TEXT EXTRACT
In this section, we describe cleAR, the architecture that fulfills all the design objectives described in Sect. 3. It is a client–server architecture composed of several modules, each of which is in charge of a specific task. Two design objectives, namely interoperability and ease of development, are not satisfied by specific modules but are rather fulfilled thanks to how the architecture has been designed. For interoperability, the definition of a web architecture and the development of multiplatform libraries ensures that developers can create applications working on different hardware (PCs, HMDs, tablets or mobile phones) and across multiple software tools, as the architecture has been tested on multiple browsers, desktop applications as well as native iOS and Android apps. While cleAR does not provide authoring tools that would allow AR applications to be created without requiring coding experience, extreme care was taken in developing a set of libraries and APIs that enables developers to easily create interoperable multi-user AR applications, as we will show in Sect. 5.

In the following subsections, we will describe in detail the four main blocks of the proposed architecture, as summarized in Figure  2. While part of the architecture has been developed from scratch, some components rely on existing libraries to provide the required functionalities. All the components have been integrated in a cohesive system that can be used to create collaborative AR applications.

4.1 Collaborative real-time multi-user library

This is the module enabling real-time communication between multiple users. The module relies on a server for message passing between different clients and its objective is to abstract the application code from all the nuances and difficulties of network communication. While the definition of the module is platform agnostic, we recommend the usage of WebSocket (Fette and Melnikov 2011) protocol to share data across the internet with low-latency, since several frameworks support it and thus it can be integrated in any software libraries developed, for example, with Unity or any Web framework.

PROBLEM STATEMENT
Resume the description of the cleAR architecture after its final sentence and extend the account of the collaborative real-time multi-user library.

INFORMATION SUPPLIED

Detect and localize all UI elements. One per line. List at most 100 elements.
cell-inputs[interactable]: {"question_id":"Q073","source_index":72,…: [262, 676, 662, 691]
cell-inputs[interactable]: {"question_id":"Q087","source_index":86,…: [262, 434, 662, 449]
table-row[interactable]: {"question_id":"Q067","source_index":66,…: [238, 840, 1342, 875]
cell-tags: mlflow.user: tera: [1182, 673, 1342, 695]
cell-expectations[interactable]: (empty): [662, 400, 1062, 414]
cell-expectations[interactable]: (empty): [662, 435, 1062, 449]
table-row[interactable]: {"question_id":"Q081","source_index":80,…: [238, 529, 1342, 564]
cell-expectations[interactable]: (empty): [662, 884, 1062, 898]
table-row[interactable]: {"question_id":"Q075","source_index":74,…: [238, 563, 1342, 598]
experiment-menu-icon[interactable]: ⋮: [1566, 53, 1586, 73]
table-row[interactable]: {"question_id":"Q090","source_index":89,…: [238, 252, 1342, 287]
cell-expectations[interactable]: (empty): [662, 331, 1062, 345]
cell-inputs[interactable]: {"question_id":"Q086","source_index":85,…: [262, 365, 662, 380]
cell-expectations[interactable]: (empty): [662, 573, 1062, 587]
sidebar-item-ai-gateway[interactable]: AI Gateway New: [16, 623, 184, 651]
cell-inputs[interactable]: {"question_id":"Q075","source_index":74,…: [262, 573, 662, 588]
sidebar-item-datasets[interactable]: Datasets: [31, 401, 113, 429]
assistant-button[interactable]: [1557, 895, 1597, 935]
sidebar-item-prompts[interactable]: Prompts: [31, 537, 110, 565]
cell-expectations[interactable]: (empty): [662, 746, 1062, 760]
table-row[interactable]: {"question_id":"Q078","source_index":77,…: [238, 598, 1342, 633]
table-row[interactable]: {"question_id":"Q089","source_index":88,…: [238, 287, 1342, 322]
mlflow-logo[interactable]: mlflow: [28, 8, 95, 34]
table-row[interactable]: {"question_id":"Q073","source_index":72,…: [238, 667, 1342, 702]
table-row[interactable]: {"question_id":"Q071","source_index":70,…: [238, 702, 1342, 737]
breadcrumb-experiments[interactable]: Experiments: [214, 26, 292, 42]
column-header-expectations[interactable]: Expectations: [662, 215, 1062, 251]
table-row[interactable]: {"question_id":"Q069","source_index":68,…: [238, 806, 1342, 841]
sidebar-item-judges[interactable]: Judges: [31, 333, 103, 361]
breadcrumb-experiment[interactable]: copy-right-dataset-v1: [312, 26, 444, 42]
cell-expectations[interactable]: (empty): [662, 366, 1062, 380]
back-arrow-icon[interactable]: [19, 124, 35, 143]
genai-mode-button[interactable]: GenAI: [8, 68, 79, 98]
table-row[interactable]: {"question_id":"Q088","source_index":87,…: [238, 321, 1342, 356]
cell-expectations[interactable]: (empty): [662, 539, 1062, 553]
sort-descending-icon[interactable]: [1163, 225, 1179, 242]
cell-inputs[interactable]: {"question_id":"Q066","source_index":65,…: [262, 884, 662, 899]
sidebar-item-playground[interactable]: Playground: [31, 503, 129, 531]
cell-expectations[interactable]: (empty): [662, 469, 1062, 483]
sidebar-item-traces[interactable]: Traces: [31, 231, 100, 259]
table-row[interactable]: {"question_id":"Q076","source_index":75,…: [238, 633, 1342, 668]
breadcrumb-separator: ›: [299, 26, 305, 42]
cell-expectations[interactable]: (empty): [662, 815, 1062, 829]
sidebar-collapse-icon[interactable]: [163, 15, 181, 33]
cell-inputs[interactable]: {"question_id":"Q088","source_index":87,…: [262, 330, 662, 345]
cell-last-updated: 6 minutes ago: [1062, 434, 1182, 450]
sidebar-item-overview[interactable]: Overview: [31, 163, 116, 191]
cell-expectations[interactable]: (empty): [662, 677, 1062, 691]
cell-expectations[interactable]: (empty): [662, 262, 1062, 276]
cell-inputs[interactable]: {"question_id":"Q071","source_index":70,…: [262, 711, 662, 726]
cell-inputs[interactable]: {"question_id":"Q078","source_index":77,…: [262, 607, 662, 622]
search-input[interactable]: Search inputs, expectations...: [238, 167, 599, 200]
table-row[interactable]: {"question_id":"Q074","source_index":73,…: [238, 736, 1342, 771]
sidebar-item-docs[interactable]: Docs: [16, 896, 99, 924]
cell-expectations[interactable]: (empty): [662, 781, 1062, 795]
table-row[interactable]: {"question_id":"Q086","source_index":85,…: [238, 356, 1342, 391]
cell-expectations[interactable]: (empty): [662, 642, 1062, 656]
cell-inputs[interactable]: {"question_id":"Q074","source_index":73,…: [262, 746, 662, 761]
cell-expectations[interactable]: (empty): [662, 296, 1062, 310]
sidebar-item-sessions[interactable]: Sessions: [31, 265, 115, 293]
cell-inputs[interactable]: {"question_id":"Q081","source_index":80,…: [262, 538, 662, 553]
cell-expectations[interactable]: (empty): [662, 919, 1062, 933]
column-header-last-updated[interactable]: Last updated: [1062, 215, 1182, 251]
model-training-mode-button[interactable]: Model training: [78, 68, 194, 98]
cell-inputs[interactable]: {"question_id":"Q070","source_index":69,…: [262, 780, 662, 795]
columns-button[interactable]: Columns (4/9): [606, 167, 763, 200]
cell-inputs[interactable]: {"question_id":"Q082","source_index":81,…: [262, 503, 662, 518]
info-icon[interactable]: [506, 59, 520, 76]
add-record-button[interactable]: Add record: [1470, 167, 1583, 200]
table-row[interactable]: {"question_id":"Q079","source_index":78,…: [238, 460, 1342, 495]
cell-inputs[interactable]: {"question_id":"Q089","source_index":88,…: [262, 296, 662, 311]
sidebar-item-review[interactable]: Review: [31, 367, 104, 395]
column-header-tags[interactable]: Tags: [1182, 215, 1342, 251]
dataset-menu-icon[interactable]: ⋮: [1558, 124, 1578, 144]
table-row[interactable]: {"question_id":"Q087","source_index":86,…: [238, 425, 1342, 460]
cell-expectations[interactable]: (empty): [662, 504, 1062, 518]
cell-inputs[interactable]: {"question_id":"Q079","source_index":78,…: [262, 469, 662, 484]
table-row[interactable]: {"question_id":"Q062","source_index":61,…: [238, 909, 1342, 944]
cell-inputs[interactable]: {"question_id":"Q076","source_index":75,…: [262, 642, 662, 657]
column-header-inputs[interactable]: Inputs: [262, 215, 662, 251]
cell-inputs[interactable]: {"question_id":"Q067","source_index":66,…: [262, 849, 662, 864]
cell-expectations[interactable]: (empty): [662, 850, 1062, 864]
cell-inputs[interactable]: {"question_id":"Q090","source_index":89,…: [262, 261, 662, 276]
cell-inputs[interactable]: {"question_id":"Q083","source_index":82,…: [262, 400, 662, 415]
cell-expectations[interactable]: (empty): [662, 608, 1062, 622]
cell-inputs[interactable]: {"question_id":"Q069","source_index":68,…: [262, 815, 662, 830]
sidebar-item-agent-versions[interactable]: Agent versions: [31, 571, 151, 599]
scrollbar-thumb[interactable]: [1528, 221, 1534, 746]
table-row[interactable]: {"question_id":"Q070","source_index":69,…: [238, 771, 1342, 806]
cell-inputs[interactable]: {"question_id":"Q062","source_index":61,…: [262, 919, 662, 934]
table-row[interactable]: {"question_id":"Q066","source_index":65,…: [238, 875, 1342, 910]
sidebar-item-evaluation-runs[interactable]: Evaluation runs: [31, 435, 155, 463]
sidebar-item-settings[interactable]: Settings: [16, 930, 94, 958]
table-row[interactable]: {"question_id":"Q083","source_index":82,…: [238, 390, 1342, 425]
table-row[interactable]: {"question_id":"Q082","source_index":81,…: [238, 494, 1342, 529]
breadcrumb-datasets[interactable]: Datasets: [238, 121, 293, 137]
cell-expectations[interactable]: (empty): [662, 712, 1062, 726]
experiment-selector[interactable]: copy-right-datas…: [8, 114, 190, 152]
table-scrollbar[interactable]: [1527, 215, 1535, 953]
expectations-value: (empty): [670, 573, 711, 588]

EXPECTED ANSWER
On the client side, the module defines a set of library calls enabling users to connect to a shared session, through which they can exchange messages and share data of any kind such as application variables, json files or images. On top of that, the module defines different clients enabling its usage on different platforms.

On the server-side, the module introduces synchronization mechanisms that allow clients to play multimedia tracks at the same time, enabling a shared experience, and defines a static server that keeps track of the shared state (a database defining the current state of the variables shared across users) and which is responsible for notifying any state change. Finally, the library includes a socket server which is responsible for establishing the connection with the clients and manages low-level communications.

The library can also be used to share multimedia content, for example through the WebRTC protocol (Holmberg et al. 2015). In this case, the module relies on another server to handle signalling and relaying data between the server and the application. The architecture is ready to work with existing solutions such as Janus or MediaSoup, which provide all the required functionalities and can be easily integrated.

The real-time multi-user library has been designed to be simple, with the aim of reducing the latency and the time required for processing data as much as possible. Apart from the aforementioned WebSocket server and the optional WebRTC gateway, it includes a timing server to handle synchronization of the content, and a Rest API for manipulating data persistence. Connection to the server is organized via dedicated rooms, so that every user connecting to the server URI at a specific room will share the same AR experience. Rooms can be organized hierarchically and the application developers can specify the maximum amount of users per room.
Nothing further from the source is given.